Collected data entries
======
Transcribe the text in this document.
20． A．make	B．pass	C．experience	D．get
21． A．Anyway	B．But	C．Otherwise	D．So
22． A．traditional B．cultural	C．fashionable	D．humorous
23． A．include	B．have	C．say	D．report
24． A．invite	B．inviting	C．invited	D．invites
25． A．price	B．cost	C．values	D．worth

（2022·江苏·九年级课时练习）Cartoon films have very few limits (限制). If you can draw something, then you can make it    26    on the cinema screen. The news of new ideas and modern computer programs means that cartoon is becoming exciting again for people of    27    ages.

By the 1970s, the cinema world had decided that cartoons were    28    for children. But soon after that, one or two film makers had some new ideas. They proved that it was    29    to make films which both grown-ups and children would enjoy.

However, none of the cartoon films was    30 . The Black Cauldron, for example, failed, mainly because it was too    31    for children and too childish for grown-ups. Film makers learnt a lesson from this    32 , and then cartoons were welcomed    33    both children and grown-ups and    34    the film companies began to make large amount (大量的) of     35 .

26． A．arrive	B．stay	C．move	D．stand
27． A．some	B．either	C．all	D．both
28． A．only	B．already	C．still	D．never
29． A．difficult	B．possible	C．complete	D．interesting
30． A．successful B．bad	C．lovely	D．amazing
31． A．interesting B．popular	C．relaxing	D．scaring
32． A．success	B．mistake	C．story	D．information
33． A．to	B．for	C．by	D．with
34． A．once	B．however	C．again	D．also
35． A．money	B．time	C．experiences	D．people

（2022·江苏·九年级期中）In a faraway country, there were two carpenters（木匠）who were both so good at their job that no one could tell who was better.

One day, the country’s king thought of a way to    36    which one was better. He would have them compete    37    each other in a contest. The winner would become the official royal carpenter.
======
-- WHAT IS NEEDED --
Reproduce the records above exactly.

-- SOLUTION TO THIS EXERCISE --
Transcribe the text in this document.
20． A．make	B．pass	C．experience	D．get
21． A．Anyway	B．But	C．Otherwise	D．So
22． A．traditional B．cultural	C．fashionable	D．humorous
23． A．include	B．have	C．say	D．report
24． A．invite	B．inviting	C．invited	D．invites
25． A．price	B．cost	C．values	D．worth

（2022·江苏·九年级课时练习）Cartoon films have very few limits (限制). If you can draw something, then you can make it    26    on the cinema screen. The news of new ideas and modern computer programs means that cartoon is becoming exciting again for people of    27    ages.

By the 1970s, the cinema world had decided that cartoons were    28    for children. But soon after that, one or two film makers had some new ideas. They proved that it was    29    to make films which both grown-ups and children would enjoy.

However, none of the cartoon films was    30 . The Black Cauldron, for example, failed, mainly because it was too    31    for children and too childish for grown-ups. Film makers learnt a lesson from this    32 , and then cartoons were welcomed    33    both children and grown-ups and    34    the film companies began to make large amount (大量的) of     35 .

26． A．arrive	B．stay	C．move	D．stand
27． A．some	B．either	C．all	D．both
28． A．only	B．already	C．still	D．never
29． A．difficult	B．possible	C．complete	D．interesting
30． A．successful B．bad	C．lovely	D．amazing
31． A．interesting B．popular	C．relaxing	D．scaring
32． A．success	B．mistake	C．story	D．information
33． A．to	B．for	C．by	D．with
34． A．once	B．however	C．again	D．also
35． A．money	B．time	C．experiences	D．people

（2022·江苏·九年级期中）In a faraway country, there were two carpenters（木匠）who were both so good at their job that no one could tell who was better.

One day, the country’s king thought of a way to    36    which one was better. He would have them compete    37    each other in a contest. The winner would become the official royal carpenter.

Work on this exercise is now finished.